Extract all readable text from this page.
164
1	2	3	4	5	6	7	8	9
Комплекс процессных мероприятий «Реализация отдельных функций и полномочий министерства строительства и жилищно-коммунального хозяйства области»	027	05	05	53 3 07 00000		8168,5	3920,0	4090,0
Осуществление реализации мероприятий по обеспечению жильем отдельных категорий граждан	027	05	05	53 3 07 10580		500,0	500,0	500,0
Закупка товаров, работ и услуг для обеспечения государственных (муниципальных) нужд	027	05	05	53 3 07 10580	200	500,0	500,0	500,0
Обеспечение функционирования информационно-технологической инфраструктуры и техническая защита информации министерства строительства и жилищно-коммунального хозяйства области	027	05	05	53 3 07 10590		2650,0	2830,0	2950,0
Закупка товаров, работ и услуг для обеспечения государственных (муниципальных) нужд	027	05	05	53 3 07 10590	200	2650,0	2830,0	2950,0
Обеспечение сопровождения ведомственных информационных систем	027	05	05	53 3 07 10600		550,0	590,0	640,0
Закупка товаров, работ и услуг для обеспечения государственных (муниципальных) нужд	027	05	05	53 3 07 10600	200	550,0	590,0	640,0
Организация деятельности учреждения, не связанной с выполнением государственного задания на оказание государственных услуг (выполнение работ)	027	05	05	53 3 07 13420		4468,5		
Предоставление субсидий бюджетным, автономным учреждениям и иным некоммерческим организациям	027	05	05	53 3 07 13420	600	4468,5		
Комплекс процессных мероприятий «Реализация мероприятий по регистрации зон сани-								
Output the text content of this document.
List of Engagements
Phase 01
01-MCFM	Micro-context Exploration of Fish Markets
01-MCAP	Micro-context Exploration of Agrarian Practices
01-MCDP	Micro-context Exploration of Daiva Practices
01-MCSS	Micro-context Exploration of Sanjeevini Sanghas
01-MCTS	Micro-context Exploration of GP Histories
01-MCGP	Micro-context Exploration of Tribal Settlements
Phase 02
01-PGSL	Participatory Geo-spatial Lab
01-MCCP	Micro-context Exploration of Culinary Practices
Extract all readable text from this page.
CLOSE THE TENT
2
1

★ ★ ★

== What you need to do ==
Show all lines from the data above in which the word "Комплекс" appears.

== Finished answer ==
Комплекс процессных мероприятий «Реализация отдельных функций и полномочий министерства строительства и жилищно-коммунального хозяйства области»	027	05	05	53 3 07 00000		8168,5	3920,0	4090,0
Комплекс процессных мероприятий «Реализация мероприятий по регистрации зон сани-								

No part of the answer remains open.